> [DATASET RECORDS]
┄┄┄┄┄┄
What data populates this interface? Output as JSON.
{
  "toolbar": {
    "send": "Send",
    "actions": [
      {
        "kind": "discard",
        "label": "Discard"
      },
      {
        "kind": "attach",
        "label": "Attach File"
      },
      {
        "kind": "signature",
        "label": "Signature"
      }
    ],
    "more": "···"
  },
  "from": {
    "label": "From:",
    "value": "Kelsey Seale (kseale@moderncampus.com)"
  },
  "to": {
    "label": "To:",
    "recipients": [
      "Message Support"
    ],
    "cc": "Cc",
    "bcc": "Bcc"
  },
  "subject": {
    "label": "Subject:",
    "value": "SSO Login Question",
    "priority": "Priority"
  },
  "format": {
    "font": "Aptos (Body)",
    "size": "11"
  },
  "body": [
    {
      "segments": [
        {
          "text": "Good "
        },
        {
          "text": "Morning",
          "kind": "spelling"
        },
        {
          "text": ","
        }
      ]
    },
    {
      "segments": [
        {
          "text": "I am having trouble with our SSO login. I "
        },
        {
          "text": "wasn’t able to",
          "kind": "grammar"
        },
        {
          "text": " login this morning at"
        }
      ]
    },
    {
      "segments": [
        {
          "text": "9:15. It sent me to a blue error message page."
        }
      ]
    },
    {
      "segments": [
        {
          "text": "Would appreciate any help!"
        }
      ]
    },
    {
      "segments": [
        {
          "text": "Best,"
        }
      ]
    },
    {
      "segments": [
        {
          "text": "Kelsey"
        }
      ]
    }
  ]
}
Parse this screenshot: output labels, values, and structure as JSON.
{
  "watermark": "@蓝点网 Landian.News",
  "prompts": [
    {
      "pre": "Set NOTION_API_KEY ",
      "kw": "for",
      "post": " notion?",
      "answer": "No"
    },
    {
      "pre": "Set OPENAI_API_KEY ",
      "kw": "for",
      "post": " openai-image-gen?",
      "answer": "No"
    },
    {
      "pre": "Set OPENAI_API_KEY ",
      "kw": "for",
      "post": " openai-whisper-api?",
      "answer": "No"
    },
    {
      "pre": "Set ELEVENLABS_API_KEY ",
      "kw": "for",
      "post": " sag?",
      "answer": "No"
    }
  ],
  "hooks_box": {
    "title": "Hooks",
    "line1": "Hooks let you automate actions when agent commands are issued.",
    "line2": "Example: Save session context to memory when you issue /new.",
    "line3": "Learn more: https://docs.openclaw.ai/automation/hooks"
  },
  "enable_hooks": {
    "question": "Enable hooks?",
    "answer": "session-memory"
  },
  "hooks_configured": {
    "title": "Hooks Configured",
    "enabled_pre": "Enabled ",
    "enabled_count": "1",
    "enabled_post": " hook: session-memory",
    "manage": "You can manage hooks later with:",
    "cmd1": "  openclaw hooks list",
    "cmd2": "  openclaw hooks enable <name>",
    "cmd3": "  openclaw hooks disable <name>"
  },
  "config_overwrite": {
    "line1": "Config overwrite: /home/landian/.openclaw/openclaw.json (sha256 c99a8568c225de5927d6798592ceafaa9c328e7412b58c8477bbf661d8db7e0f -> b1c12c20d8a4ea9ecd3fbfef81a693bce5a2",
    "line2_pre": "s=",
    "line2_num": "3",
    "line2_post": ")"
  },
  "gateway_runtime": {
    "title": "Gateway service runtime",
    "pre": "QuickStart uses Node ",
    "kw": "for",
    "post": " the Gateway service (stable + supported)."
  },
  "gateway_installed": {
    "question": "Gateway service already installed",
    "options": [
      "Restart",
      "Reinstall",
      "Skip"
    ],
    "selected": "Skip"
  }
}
┄┄┄┄┄┄
> [GOAL] Produce a verbatim transcription of the entries above.

> [OUTPUT OF THE EXERCISE]
What data populates this interface? Output as JSON.
{
  "toolbar": {
    "send": "Send",
    "actions": [
      {
        "kind": "discard",
        "label": "Discard"
      },
      {
        "kind": "attach",
        "label": "Attach File"
      },
      {
        "kind": "signature",
        "label": "Signature"
      }
    ],
    "more": "···"
  },
  "from": {
    "label": "From:",
    "value": "Kelsey Seale (kseale@moderncampus.com)"
  },
  "to": {
    "label": "To:",
    "recipients": [
      "Message Support"
    ],
    "cc": "Cc",
    "bcc": "Bcc"
  },
  "subject": {
    "label": "Subject:",
    "value": "SSO Login Question",
    "priority": "Priority"
  },
  "format": {
    "font": "Aptos (Body)",
    "size": "11"
  },
  "body": [
    {
      "segments": [
        {
          "text": "Good "
        },
        {
          "text": "Morning",
          "kind": "spelling"
        },
        {
          "text": ","
        }
      ]
    },
    {
      "segments": [
        {
          "text": "I am having trouble with our SSO login. I "
        },
        {
          "text": "wasn’t able to",
          "kind": "grammar"
        },
        {
          "text": " login this morning at"
        }
      ]
    },
    {
      "segments": [
        {
          "text": "9:15. It sent me to a blue error message page."
        }
      ]
    },
    {
      "segments": [
        {
          "text": "Would appreciate any help!"
        }
      ]
    },
    {
      "segments": [
        {
          "text": "Best,"
        }
      ]
    },
    {
      "segments": [
        {
          "text": "Kelsey"
        }
      ]
    }
  ]
}
Parse this screenshot: output labels, values, and structure as JSON.
{
  "watermark": "@蓝点网 Landian.News",
  "prompts": [
    {
      "pre": "Set NOTION_API_KEY ",
      "kw": "for",
      "post": " notion?",
      "answer": "No"
    },
    {
      "pre": "Set OPENAI_API_KEY ",
      "kw": "for",
      "post": " openai-image-gen?",
      "answer": "No"
    },
    {
      "pre": "Set OPENAI_API_KEY ",
      "kw": "for",
      "post": " openai-whisper-api?",
      "answer": "No"
    },
    {
      "pre": "Set ELEVENLABS_API_KEY ",
      "kw": "for",
      "post": " sag?",
      "answer": "No"
    }
  ],
  "hooks_box": {
    "title": "Hooks",
    "line1": "Hooks let you automate actions when agent commands are issued.",
    "line2": "Example: Save session context to memory when you issue /new.",
    "line3": "Learn more: https://docs.openclaw.ai/automation/hooks"
  },
  "enable_hooks": {
    "question": "Enable hooks?",
    "answer": "session-memory"
  },
  "hooks_configured": {
    "title": "Hooks Configured",
    "enabled_pre": "Enabled ",
    "enabled_count": "1",
    "enabled_post": " hook: session-memory",
    "manage": "You can manage hooks later with:",
    "cmd1": "  openclaw hooks list",
    "cmd2": "  openclaw hooks enable <name>",
    "cmd3": "  openclaw hooks disable <name>"
  },
  "config_overwrite": {
    "line1": "Config overwrite: /home/landian/.openclaw/openclaw.json (sha256 c99a8568c225de5927d6798592ceafaa9c328e7412b58c8477bbf661d8db7e0f -> b1c12c20d8a4ea9ecd3fbfef81a693bce5a2",
    "line2_pre": "s=",
    "line2_num": "3",
    "line2_post": ")"
  },
  "gateway_runtime": {
    "title": "Gateway service runtime",
    "pre": "QuickStart uses Node ",
    "kw": "for",
    "post": " the Gateway service (stable + supported)."
  },
  "gateway_installed": {
    "question": "Gateway service already installed",
    "options": [
      "Restart",
      "Reinstall",
      "Skip"
    ],
    "selected": "Skip"
  }
}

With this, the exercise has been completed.